* YOUR TASK *
Select every row below that contains the string "label" and copy each of those rows in full.

——————

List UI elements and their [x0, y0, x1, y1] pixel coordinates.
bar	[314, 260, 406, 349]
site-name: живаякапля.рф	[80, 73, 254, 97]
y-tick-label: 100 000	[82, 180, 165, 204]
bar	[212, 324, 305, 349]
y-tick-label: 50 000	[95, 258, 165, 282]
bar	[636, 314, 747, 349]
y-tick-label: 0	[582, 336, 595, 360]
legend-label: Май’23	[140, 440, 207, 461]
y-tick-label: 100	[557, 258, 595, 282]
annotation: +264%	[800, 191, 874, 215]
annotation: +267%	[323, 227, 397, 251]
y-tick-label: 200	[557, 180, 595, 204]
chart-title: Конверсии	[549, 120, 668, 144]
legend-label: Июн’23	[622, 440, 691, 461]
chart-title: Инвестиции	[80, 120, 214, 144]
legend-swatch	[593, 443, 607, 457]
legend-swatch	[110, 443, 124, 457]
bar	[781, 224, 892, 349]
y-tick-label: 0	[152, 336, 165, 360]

——————

* PROBLEM SOLUTION *
y-tick-label: 100 000	[82, 180, 165, 204]
y-tick-label: 50 000	[95, 258, 165, 282]
y-tick-label: 0	[582, 336, 595, 360]
legend-label: Май’23	[140, 440, 207, 461]
y-tick-label: 100	[557, 258, 595, 282]
y-tick-label: 200	[557, 180, 595, 204]
legend-label: Июн’23	[622, 440, 691, 461]
y-tick-label: 0	[152, 336, 165, 360]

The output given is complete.